Transcribe every line of the listing below without any deviation.
═══ Provided records
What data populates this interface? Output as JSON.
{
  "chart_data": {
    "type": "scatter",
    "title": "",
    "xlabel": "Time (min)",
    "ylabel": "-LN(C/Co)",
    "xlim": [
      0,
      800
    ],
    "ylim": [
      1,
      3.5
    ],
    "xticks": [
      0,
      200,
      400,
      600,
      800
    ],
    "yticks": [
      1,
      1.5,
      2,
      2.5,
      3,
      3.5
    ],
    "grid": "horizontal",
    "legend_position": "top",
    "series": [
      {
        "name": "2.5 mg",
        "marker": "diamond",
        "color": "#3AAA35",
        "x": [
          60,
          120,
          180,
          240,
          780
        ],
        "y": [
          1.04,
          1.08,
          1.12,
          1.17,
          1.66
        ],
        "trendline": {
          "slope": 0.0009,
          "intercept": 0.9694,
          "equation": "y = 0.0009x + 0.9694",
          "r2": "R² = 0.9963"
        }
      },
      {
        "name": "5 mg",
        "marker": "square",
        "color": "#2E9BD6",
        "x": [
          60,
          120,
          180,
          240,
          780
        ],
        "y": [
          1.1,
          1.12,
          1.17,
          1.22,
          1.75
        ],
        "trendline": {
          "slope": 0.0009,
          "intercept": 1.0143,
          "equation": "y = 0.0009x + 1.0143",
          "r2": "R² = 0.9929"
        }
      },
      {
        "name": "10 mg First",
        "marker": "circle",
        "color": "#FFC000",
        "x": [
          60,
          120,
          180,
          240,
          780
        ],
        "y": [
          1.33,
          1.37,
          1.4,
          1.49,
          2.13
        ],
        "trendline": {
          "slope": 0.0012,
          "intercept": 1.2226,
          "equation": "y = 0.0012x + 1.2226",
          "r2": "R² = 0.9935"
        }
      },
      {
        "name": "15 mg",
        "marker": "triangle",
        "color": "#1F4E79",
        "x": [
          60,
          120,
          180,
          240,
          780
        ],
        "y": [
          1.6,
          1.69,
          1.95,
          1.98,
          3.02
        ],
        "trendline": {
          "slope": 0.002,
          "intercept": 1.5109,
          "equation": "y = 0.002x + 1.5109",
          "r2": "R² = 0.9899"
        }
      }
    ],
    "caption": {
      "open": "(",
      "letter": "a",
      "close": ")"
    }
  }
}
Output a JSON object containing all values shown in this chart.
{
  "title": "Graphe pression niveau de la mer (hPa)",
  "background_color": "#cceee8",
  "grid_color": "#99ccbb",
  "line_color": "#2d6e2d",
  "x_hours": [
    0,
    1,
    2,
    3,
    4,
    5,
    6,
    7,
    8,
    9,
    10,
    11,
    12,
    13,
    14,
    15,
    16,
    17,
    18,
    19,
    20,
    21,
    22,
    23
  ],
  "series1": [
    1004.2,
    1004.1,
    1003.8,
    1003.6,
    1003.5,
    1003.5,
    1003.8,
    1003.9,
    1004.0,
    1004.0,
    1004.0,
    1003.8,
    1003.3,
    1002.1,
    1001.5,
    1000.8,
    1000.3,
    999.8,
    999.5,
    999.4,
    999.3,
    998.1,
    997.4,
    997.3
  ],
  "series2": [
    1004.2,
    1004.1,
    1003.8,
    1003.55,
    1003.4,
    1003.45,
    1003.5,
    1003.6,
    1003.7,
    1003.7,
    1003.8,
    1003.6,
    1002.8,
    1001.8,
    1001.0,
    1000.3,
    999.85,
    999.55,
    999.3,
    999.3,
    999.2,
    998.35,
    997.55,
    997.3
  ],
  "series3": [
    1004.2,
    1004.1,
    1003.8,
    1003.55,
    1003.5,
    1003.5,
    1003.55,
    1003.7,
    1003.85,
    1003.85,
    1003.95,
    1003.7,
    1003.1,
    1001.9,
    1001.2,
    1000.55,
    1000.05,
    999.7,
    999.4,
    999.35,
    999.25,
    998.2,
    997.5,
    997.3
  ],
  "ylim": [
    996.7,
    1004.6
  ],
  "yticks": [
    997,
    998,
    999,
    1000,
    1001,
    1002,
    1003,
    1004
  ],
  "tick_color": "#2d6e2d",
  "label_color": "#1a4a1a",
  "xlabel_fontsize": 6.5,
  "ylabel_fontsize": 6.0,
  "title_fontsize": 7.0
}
══════
▶ **Full solution**:
What data populates this interface? Output as JSON.
{
  "chart_data": {
    "type": "scatter",
    "title": "",
    "xlabel": "Time (min)",
    "ylabel": "-LN(C/Co)",
    "xlim": [
      0,
      800
    ],
    "ylim": [
      1,
      3.5
    ],
    "xticks": [
      0,
      200,
      400,
      600,
      800
    ],
    "yticks": [
      1,
      1.5,
      2,
      2.5,
      3,
      3.5
    ],
    "grid": "horizontal",
    "legend_position": "top",
    "series": [
      {
        "name": "2.5 mg",
        "marker": "diamond",
        "color": "#3AAA35",
        "x": [
          60,
          120,
          180,
          240,
          780
        ],
        "y": [
          1.04,
          1.08,
          1.12,
          1.17,
          1.66
        ],
        "trendline": {
          "slope": 0.0009,
          "intercept": 0.9694,
          "equation": "y = 0.0009x + 0.9694",
          "r2": "R² = 0.9963"
        }
      },
      {
        "name": "5 mg",
        "marker": "square",
        "color": "#2E9BD6",
        "x": [
          60,
          120,
          180,
          240,
          780
        ],
        "y": [
          1.1,
          1.12,
          1.17,
          1.22,
          1.75
        ],
        "trendline": {
          "slope": 0.0009,
          "intercept": 1.0143,
          "equation": "y = 0.0009x + 1.0143",
          "r2": "R² = 0.9929"
        }
      },
      {
        "name": "10 mg First",
        "marker": "circle",
        "color": "#FFC000",
        "x": [
          60,
          120,
          180,
          240,
          780
        ],
        "y": [
          1.33,
          1.37,
          1.4,
          1.49,
          2.13
        ],
        "trendline": {
          "slope": 0.0012,
          "intercept": 1.2226,
          "equation": "y = 0.0012x + 1.2226",
          "r2": "R² = 0.9935"
        }
      },
      {
        "name": "15 mg",
        "marker": "triangle",
        "color": "#1F4E79",
        "x": [
          60,
          120,
          180,
          240,
          780
        ],
        "y": [
          1.6,
          1.69,
          1.95,
          1.98,
          3.02
        ],
        "trendline": {
          "slope": 0.002,
          "intercept": 1.5109,
          "equation": "y = 0.002x + 1.5109",
          "r2": "R² = 0.9899"
        }
      }
    ],
    "caption": {
      "open": "(",
      "letter": "a",
      "close": ")"
    }
  }
}
Output a JSON object containing all values shown in this chart.
{
  "title": "Graphe pression niveau de la mer (hPa)",
  "background_color": "#cceee8",
  "grid_color": "#99ccbb",
  "line_color": "#2d6e2d",
  "x_hours": [
    0,
    1,
    2,
    3,
    4,
    5,
    6,
    7,
    8,
    9,
    10,
    11,
    12,
    13,
    14,
    15,
    16,
    17,
    18,
    19,
    20,
    21,
    22,
    23
  ],
  "series1": [
    1004.2,
    1004.1,
    1003.8,
    1003.6,
    1003.5,
    1003.5,
    1003.8,
    1003.9,
    1004.0,
    1004.0,
    1004.0,
    1003.8,
    1003.3,
    1002.1,
    1001.5,
    1000.8,
    1000.3,
    999.8,
    999.5,
    999.4,
    999.3,
    998.1,
    997.4,
    997.3
  ],
  "series2": [
    1004.2,
    1004.1,
    1003.8,
    1003.55,
    1003.4,
    1003.45,
    1003.5,
    1003.6,
    1003.7,
    1003.7,
    1003.8,
    1003.6,
    1002.8,
    1001.8,
    1001.0,
    1000.3,
    999.85,
    999.55,
    999.3,
    999.3,
    999.2,
    998.35,
    997.55,
    997.3
  ],
  "series3": [
    1004.2,
    1004.1,
    1003.8,
    1003.55,
    1003.5,
    1003.5,
    1003.55,
    1003.7,
    1003.85,
    1003.85,
    1003.95,
    1003.7,
    1003.1,
    1001.9,
    1001.2,
    1000.55,
    1000.05,
    999.7,
    999.4,
    999.35,
    999.25,
    998.2,
    997.5,
    997.3
  ],
  "ylim": [
    996.7,
    1004.6
  ],
  "yticks": [
    997,
    998,
    999,
    1000,
    1001,
    1002,
    1003,
    1004
  ],
  "tick_color": "#2d6e2d",
  "label_color": "#1a4a1a",
  "xlabel_fontsize": 6.5,
  "ylabel_fontsize": 6.0,
  "title_fontsize": 7.0
}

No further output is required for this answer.